SET EXERCISE: Gather every line that includes the word "CMEMS", please.

++++

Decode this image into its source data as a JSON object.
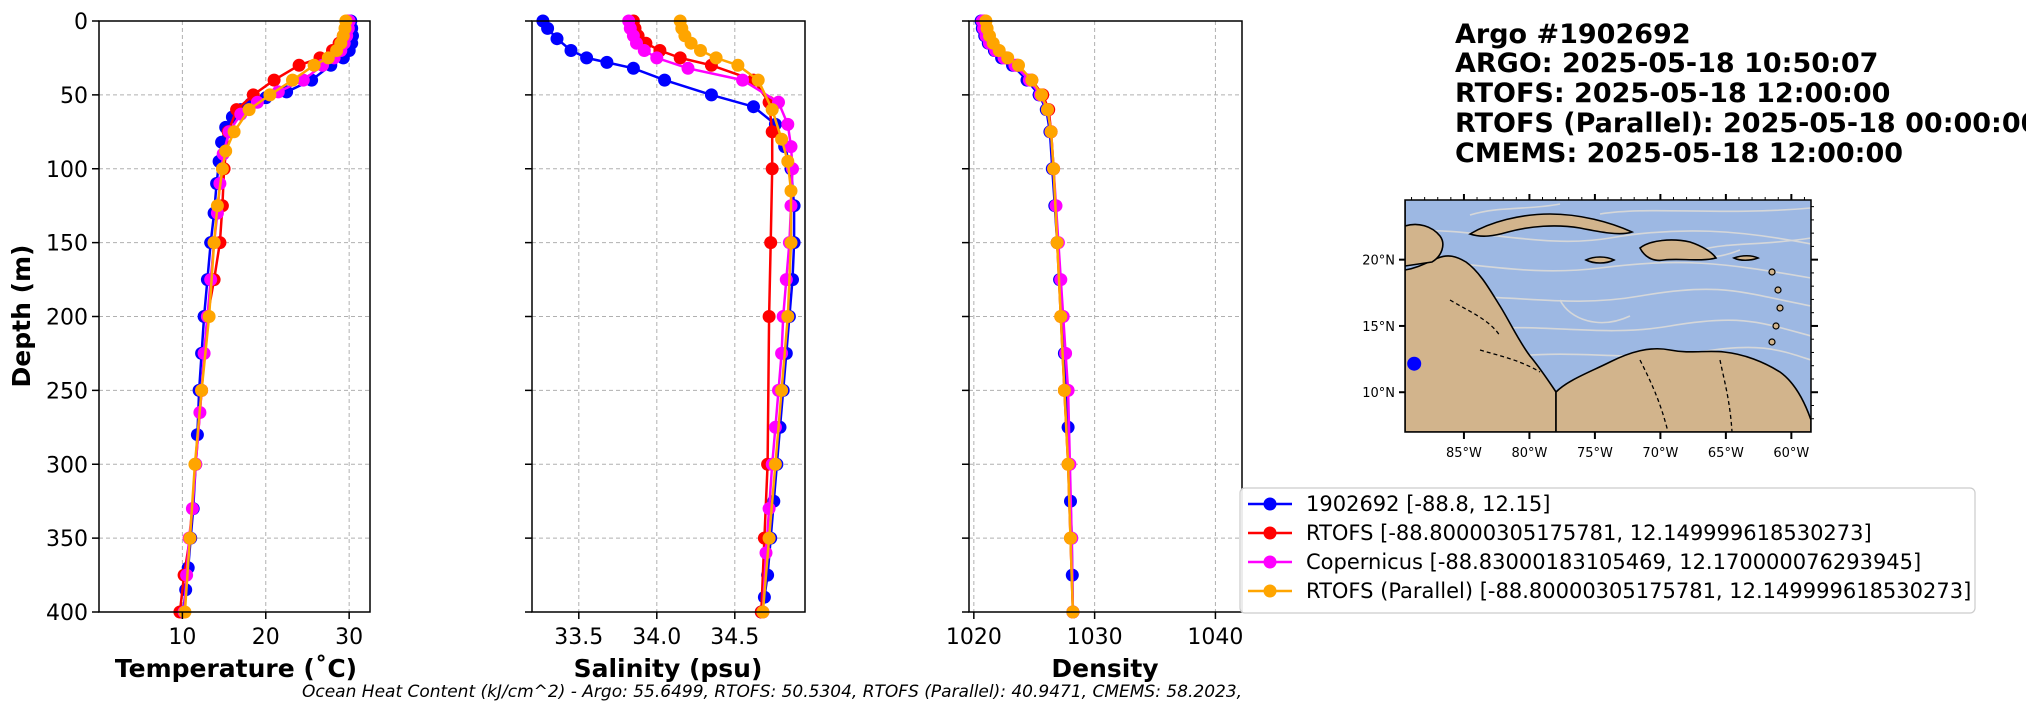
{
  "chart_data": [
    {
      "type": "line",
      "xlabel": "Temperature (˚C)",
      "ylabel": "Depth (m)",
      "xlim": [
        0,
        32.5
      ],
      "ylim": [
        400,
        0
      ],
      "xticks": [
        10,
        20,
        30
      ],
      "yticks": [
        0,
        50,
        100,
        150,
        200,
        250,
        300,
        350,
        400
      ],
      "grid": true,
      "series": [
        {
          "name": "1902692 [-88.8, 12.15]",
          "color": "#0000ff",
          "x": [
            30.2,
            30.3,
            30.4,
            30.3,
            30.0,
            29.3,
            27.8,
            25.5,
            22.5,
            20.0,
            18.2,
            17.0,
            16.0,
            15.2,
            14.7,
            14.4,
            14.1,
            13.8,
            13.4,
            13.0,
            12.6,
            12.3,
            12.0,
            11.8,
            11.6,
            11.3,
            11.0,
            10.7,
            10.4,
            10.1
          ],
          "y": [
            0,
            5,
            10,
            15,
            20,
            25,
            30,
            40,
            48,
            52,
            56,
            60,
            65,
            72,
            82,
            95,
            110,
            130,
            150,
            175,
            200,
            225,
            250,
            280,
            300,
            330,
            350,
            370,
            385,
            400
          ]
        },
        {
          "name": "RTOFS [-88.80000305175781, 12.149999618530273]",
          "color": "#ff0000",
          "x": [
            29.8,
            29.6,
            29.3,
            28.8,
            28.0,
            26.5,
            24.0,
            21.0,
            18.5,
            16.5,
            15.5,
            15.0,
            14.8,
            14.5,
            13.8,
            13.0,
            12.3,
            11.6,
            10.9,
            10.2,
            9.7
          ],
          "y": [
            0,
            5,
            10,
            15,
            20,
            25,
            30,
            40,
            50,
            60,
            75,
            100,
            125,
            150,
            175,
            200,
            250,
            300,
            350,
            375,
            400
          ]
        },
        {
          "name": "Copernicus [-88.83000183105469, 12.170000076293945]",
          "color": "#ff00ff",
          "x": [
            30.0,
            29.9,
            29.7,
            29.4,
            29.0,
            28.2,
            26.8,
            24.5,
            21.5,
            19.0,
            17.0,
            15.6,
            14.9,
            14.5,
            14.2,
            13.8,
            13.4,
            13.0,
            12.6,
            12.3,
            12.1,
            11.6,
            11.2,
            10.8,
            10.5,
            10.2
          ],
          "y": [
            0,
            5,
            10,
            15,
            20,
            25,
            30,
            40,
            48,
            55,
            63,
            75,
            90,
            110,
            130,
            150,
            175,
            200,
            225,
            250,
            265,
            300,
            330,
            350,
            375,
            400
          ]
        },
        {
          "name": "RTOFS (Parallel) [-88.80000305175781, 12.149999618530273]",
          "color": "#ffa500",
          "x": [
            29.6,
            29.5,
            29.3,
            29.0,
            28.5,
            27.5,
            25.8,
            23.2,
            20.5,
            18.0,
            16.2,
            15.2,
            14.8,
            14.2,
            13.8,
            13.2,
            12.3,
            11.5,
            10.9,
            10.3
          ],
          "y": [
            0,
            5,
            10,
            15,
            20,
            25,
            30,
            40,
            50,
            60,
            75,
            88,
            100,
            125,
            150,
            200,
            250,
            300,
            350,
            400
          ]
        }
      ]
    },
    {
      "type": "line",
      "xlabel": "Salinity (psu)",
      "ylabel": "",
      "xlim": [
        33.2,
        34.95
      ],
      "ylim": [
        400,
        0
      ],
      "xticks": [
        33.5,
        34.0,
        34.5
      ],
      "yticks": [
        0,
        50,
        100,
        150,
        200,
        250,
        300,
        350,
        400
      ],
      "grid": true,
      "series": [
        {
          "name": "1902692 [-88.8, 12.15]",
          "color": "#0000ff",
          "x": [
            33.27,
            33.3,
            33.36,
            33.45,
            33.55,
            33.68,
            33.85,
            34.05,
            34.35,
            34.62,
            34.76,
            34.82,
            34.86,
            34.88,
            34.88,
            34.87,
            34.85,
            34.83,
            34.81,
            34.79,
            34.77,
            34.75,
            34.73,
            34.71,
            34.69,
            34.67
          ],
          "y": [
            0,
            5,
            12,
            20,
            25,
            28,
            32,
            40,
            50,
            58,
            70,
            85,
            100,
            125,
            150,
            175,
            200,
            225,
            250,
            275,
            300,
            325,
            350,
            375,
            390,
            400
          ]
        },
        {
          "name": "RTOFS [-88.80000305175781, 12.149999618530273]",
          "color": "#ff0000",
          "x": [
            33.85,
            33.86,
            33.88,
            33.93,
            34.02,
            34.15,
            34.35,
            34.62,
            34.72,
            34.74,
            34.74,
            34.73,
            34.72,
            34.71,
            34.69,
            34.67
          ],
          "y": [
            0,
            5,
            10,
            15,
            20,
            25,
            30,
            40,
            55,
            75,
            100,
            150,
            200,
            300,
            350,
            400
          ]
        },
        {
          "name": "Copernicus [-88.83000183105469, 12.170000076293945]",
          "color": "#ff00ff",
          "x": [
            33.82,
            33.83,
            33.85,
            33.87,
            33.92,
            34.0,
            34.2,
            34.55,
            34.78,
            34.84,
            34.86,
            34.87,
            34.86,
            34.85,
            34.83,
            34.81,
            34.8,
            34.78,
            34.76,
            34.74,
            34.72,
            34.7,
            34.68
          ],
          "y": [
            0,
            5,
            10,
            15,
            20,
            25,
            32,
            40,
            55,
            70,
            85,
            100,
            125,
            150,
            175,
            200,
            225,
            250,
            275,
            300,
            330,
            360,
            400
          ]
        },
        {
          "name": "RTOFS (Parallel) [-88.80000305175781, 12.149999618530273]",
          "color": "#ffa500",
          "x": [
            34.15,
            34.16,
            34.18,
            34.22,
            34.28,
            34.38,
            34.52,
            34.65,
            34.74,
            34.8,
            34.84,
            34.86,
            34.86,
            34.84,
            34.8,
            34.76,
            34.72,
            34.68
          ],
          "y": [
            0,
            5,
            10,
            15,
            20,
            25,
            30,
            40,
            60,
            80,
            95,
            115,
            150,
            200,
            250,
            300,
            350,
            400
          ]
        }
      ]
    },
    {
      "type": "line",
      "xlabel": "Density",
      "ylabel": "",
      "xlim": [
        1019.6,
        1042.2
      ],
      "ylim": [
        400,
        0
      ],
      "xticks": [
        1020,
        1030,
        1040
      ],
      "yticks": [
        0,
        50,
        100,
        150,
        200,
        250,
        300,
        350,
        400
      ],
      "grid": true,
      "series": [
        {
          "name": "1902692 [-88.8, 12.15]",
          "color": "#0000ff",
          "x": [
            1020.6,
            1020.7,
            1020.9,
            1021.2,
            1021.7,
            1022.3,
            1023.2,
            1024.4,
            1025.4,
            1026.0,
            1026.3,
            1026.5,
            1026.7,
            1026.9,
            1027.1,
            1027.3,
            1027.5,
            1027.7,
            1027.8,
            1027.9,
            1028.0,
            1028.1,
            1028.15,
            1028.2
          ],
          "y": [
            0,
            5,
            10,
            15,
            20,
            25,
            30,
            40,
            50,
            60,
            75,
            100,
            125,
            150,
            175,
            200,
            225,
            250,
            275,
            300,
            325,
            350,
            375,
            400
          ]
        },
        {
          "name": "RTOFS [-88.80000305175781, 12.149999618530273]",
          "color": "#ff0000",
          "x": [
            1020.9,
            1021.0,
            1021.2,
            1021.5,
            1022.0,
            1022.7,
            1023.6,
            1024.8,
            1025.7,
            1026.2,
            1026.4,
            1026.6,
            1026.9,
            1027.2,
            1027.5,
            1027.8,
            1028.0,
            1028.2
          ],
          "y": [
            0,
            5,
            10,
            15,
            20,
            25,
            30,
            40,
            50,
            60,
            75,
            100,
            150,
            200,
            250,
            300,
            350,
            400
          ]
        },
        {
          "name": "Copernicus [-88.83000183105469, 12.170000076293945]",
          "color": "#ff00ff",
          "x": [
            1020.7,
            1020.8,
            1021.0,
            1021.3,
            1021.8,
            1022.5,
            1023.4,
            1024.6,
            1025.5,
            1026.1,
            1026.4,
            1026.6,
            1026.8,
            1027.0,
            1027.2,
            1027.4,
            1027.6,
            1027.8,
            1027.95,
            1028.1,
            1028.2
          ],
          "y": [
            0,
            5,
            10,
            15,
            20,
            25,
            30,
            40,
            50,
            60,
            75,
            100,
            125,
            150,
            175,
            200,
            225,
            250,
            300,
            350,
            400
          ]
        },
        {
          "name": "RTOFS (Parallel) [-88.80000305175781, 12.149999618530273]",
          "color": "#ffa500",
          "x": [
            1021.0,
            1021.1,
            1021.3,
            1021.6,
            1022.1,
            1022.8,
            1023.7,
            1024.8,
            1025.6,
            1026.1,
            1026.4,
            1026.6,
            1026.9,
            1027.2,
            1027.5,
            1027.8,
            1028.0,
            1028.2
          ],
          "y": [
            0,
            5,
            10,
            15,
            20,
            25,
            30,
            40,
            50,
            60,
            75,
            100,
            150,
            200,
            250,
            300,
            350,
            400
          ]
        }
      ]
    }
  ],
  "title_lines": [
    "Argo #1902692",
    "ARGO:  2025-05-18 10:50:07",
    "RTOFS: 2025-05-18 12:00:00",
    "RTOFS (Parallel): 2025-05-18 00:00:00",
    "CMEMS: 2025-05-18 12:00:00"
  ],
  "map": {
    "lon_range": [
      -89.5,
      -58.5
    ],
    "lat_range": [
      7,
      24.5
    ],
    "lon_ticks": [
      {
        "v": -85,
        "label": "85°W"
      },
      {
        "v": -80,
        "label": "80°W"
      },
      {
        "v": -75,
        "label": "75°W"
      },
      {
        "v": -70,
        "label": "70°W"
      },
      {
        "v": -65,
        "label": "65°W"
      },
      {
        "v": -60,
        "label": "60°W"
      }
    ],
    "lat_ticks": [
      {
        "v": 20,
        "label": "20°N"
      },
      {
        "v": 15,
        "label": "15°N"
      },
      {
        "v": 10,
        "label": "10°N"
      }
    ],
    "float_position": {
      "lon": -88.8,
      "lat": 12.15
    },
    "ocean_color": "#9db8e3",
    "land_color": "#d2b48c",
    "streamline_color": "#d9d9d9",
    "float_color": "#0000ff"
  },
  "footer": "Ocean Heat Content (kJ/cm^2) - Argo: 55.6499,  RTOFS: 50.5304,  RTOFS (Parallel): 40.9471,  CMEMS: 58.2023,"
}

++++

THE OUTPUT:
    "CMEMS: 2025-05-18 12:00:00"
  "footer": "Ocean Heat Content (kJ/cm^2) - Argo: 55.6499,  RTOFS: 50.5304,  RTOFS (Parallel): 40.9471,  CMEMS: 58.2023,"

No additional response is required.